**Description of the task**
Pull every line that holds the word "this" from the entries.

**Material for the task**
■ ■ ■ ■ ■
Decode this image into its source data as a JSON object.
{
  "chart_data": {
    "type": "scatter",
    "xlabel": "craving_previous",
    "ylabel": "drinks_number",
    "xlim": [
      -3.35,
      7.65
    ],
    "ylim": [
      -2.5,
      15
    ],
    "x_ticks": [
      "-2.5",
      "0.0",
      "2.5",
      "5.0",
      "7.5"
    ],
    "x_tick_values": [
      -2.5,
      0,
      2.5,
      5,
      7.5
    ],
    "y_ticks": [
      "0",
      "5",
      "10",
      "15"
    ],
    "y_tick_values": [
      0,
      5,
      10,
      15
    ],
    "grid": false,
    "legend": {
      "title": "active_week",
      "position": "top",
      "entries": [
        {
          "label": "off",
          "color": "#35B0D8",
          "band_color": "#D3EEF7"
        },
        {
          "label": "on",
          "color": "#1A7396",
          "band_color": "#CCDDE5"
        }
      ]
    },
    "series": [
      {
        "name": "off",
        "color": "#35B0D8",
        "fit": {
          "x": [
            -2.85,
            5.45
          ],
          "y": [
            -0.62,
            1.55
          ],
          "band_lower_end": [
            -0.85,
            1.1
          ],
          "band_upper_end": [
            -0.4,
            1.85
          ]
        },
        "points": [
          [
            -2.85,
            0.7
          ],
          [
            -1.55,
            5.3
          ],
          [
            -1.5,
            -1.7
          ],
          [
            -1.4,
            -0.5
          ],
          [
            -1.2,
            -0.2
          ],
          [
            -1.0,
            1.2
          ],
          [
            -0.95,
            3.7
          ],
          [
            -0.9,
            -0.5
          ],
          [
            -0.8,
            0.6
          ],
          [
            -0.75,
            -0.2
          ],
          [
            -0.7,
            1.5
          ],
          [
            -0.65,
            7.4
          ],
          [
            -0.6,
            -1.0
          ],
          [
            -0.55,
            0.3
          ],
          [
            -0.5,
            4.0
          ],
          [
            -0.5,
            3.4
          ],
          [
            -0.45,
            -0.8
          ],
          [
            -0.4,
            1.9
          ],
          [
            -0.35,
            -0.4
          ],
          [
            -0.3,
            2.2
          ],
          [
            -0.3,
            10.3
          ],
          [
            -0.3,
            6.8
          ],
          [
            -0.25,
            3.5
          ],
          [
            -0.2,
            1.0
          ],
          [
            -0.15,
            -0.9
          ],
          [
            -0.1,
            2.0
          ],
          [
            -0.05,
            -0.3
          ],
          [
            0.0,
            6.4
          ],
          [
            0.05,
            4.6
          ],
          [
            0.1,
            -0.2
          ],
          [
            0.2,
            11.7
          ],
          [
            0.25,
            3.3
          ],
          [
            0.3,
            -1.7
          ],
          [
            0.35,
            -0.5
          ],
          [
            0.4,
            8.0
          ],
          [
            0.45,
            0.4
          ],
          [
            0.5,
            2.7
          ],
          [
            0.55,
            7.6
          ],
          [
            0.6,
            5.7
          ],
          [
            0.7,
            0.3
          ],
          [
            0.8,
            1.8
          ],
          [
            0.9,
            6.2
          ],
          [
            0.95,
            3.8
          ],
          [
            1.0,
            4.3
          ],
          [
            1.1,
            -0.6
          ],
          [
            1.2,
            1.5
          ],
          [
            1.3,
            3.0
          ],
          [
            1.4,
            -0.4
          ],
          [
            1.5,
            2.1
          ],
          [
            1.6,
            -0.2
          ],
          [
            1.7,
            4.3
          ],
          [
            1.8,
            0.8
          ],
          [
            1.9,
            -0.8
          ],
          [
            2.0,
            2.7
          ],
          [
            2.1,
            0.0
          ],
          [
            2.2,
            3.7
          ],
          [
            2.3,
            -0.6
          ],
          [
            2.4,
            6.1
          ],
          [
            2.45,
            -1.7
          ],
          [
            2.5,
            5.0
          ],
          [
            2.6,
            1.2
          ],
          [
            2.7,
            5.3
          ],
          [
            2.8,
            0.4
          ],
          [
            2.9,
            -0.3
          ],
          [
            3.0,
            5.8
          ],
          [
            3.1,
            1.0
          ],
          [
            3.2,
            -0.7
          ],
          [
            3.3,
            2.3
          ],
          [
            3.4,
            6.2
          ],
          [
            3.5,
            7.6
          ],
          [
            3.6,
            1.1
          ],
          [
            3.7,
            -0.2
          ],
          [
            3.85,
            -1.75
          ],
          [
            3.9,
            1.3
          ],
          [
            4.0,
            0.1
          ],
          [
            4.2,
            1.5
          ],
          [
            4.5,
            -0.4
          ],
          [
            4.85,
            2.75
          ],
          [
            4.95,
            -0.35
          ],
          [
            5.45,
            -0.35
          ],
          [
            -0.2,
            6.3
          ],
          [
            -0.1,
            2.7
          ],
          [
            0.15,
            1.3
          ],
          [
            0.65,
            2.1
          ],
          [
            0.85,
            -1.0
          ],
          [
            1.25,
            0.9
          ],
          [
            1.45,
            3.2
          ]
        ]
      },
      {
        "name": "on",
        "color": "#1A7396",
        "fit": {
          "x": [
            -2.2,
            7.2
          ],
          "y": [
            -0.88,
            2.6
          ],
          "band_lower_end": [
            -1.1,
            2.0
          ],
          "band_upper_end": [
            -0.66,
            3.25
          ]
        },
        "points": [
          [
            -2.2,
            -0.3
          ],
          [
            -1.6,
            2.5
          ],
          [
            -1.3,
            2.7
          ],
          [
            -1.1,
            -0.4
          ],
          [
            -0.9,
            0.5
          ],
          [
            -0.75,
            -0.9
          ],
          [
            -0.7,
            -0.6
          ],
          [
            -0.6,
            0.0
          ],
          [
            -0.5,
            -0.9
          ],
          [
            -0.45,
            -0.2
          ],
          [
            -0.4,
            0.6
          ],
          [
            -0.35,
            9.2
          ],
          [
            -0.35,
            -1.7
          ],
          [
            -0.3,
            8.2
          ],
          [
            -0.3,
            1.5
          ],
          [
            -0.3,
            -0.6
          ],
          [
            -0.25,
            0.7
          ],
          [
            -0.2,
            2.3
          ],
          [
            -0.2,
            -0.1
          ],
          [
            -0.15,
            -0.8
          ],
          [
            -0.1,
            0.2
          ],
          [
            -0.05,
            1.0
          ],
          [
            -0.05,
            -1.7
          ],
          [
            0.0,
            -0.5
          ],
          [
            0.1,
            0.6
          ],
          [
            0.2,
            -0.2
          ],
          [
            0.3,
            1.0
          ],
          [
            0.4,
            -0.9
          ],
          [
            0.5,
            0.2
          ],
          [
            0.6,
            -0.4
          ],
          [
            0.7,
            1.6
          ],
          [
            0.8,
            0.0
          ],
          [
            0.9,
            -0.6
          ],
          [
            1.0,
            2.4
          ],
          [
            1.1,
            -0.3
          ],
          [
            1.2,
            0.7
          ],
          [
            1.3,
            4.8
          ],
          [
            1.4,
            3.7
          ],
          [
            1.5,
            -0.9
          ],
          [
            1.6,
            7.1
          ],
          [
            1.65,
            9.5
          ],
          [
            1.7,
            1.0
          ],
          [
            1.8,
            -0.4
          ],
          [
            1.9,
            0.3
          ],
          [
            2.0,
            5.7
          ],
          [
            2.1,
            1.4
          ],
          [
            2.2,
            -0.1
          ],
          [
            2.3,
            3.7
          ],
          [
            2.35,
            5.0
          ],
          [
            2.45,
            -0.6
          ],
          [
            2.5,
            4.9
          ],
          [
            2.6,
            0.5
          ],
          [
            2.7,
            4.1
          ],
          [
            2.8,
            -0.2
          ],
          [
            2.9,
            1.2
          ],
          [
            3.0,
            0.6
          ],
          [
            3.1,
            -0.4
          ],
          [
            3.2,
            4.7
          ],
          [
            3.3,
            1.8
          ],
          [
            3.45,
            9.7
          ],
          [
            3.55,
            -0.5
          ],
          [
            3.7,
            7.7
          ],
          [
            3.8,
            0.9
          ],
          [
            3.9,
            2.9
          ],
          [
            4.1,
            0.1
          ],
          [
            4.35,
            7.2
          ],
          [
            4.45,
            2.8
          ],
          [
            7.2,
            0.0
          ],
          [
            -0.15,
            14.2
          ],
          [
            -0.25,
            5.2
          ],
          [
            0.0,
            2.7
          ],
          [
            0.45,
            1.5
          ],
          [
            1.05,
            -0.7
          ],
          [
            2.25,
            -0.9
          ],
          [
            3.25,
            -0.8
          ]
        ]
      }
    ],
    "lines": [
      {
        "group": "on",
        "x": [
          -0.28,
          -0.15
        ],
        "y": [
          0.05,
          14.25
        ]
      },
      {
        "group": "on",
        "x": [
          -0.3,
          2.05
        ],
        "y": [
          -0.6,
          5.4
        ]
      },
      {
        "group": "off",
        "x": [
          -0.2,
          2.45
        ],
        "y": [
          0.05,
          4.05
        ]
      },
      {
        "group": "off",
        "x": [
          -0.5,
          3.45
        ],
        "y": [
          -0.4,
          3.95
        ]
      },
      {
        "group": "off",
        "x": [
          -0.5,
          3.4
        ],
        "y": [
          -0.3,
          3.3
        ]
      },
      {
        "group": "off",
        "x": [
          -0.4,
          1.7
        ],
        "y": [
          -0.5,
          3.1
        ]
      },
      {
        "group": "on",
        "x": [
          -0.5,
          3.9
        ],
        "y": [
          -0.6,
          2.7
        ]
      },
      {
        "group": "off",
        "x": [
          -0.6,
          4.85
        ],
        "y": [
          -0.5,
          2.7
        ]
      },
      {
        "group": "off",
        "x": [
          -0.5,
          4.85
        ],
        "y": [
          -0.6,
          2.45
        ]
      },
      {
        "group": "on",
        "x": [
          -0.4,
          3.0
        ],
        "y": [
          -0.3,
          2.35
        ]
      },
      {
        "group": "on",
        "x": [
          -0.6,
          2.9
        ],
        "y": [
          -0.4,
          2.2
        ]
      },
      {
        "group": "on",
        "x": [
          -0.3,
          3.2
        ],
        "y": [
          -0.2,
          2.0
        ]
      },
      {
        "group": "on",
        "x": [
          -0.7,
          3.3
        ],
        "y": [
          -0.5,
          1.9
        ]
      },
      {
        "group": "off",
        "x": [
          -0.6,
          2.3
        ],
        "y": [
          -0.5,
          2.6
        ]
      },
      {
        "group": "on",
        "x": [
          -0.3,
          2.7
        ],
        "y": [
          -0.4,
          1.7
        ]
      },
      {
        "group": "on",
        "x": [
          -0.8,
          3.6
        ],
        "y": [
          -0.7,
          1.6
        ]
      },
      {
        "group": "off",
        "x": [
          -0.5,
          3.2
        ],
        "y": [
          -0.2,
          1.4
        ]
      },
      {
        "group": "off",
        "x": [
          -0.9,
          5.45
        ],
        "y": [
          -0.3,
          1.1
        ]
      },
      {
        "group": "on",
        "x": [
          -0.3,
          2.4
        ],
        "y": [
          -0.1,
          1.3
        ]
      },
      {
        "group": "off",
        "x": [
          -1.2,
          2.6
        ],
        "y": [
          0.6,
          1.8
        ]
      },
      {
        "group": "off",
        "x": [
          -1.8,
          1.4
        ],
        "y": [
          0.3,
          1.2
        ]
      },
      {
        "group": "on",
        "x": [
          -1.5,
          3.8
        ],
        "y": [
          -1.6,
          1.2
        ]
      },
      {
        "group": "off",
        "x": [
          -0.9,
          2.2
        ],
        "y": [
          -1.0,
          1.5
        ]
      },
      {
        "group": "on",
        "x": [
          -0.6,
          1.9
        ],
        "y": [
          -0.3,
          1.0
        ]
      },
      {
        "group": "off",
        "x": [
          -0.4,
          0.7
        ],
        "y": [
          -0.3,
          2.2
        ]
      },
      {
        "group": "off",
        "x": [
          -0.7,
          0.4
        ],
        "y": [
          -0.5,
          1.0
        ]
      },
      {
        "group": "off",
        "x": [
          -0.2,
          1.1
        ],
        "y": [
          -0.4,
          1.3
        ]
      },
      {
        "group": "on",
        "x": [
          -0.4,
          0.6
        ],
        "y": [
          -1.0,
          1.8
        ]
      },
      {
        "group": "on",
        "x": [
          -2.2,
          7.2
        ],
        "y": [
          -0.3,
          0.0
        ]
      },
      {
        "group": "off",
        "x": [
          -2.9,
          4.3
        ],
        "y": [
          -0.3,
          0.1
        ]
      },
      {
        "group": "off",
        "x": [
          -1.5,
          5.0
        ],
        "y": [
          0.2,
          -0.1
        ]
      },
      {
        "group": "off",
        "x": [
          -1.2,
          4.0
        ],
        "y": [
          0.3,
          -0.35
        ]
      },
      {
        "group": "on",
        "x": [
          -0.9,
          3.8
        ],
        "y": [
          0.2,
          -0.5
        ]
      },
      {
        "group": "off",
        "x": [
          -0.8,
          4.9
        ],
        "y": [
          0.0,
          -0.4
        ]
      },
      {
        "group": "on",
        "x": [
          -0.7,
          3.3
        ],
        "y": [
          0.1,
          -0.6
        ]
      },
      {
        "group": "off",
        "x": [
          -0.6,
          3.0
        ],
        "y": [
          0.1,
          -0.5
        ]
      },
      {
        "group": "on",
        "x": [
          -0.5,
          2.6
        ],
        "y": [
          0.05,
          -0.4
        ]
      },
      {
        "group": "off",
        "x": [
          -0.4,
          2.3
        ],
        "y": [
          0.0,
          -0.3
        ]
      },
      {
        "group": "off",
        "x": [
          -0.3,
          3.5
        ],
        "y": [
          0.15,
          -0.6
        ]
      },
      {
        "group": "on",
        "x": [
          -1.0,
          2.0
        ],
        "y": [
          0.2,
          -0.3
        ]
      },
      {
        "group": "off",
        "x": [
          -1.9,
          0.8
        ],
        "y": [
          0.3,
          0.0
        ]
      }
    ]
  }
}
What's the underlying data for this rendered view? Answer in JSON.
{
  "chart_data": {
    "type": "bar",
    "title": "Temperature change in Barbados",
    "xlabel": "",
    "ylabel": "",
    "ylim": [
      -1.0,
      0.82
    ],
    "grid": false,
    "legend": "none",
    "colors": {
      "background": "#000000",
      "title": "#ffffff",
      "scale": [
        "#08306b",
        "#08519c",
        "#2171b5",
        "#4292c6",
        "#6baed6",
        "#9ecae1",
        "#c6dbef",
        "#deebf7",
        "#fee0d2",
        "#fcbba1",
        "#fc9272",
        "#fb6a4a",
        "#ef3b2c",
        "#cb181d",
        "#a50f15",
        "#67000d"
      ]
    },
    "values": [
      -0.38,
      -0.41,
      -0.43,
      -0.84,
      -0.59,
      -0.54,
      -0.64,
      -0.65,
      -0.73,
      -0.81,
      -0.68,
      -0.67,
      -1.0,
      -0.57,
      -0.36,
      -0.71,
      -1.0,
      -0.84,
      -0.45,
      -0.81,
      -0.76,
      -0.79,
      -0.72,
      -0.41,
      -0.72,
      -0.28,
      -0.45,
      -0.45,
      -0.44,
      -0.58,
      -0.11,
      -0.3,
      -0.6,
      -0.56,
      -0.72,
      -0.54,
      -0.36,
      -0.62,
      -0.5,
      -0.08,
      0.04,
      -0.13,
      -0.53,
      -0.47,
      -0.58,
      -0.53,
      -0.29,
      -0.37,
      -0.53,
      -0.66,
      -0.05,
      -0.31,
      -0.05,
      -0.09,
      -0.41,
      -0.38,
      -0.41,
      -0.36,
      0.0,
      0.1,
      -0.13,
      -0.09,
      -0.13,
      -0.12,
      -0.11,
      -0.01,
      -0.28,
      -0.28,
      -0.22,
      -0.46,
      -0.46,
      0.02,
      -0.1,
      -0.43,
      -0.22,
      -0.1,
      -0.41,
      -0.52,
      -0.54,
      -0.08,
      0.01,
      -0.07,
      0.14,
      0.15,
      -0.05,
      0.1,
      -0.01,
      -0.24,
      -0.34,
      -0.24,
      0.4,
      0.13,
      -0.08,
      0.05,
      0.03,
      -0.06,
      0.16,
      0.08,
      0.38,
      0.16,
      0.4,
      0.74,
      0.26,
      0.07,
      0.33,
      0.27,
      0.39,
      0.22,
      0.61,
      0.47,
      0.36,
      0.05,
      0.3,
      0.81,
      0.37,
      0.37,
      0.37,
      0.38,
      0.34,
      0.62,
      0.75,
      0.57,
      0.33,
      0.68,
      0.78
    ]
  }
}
■ ■ ■ ■ ■
**Correct response**
Decode this image into its source data as a JSON object.
What's the underlying data for this rendered view? Answer in JSON.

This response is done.